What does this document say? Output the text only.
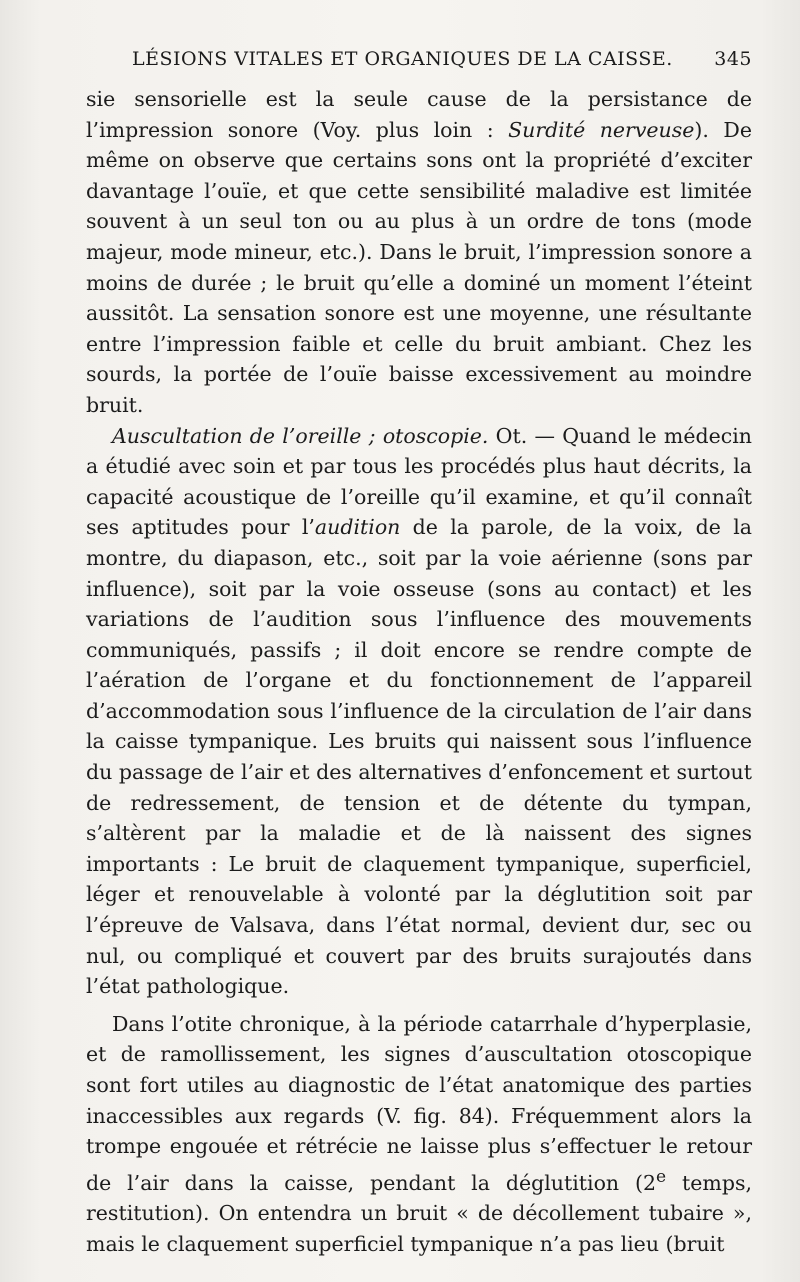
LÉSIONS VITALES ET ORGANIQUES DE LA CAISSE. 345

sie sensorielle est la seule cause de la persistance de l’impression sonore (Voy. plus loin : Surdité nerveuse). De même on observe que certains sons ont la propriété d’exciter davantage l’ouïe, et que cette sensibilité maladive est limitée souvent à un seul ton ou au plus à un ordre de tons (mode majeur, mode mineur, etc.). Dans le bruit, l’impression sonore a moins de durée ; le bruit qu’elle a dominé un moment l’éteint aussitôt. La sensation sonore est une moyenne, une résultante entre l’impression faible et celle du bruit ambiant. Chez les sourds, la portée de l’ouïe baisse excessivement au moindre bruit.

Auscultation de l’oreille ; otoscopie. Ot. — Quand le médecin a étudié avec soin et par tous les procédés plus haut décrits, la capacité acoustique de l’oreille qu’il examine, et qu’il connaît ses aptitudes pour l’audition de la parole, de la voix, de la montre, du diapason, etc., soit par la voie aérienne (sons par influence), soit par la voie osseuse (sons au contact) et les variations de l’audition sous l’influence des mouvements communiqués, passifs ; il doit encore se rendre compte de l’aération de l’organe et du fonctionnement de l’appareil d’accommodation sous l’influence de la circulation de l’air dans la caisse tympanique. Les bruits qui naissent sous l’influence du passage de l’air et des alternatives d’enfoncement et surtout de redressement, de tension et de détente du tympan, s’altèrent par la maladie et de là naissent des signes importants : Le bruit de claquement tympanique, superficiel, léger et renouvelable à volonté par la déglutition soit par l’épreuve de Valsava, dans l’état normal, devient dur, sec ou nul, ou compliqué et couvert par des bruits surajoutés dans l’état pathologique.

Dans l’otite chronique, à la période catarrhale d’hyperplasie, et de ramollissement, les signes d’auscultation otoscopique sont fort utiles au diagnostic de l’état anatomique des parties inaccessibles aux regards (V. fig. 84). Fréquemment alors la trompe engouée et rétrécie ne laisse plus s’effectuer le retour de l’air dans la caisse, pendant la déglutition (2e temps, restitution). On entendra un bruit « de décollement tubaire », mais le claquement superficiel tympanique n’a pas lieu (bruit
········
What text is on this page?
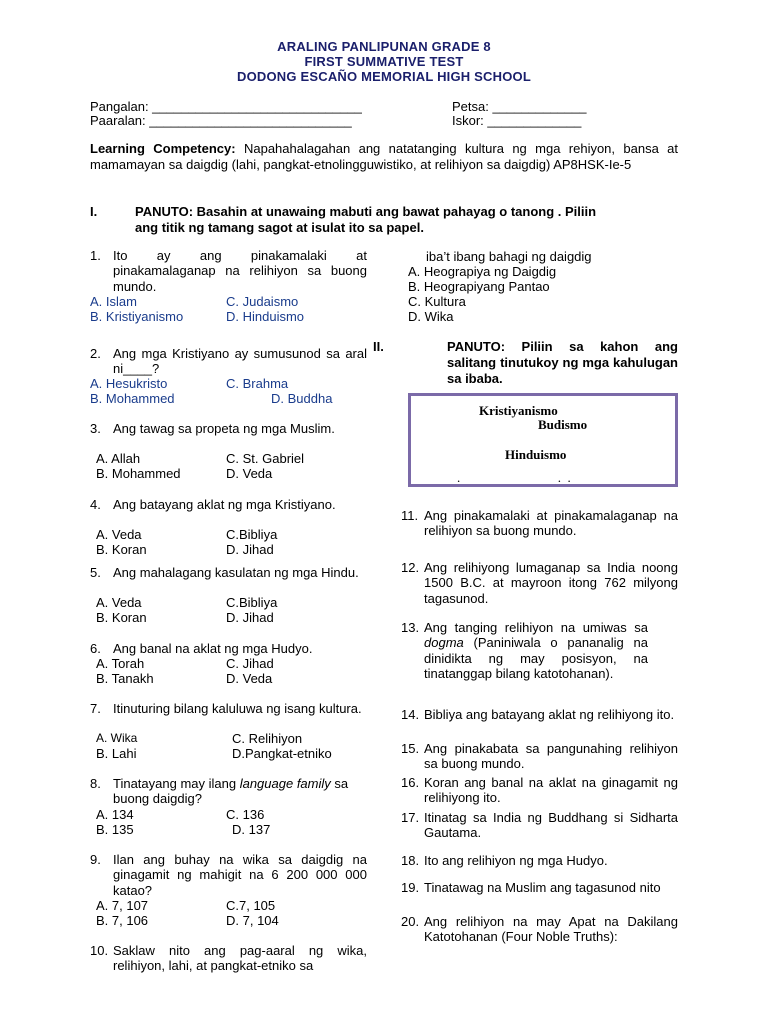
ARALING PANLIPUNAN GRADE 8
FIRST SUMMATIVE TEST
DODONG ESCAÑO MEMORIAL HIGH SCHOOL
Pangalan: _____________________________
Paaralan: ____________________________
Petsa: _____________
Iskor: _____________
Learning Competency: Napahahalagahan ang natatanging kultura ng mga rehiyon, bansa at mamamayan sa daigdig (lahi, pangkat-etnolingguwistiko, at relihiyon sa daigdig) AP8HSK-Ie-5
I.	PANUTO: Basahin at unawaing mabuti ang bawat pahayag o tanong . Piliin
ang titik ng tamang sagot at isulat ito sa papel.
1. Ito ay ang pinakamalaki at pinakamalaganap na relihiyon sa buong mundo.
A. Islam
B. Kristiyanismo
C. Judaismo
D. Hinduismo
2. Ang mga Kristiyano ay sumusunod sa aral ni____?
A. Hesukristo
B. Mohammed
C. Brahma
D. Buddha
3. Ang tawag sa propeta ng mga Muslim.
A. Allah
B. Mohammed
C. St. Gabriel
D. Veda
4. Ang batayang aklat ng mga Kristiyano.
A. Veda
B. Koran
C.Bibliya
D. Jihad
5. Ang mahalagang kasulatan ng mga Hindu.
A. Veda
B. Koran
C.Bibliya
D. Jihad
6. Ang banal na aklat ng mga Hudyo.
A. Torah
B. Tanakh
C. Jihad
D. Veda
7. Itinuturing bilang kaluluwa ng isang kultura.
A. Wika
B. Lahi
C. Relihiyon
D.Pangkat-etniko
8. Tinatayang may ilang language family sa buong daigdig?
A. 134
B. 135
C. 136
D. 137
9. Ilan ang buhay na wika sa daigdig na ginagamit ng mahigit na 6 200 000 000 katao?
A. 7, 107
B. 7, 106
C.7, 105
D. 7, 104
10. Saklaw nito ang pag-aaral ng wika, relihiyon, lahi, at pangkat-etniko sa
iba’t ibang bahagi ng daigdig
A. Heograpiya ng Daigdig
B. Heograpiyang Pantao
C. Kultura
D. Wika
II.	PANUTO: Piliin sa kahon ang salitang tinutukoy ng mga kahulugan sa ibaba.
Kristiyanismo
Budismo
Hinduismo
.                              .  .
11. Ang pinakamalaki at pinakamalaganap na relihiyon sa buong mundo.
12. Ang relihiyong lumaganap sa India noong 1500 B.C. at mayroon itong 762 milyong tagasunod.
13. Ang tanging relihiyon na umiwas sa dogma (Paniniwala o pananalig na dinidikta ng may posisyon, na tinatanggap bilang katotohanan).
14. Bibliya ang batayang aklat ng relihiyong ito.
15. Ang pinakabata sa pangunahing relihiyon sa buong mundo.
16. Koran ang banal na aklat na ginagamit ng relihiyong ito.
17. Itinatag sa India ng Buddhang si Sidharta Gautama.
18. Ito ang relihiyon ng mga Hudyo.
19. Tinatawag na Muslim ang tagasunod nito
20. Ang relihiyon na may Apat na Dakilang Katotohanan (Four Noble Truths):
········
[What the exercise asks]
From the entries above, copy every line that holds the word "pinakamalaganap".

[Response below]
1. Ito ay ang pinakamalaki at pinakamalaganap na relihiyon sa buong mundo.
11. Ang pinakamalaki at pinakamalaganap na relihiyon sa buong mundo.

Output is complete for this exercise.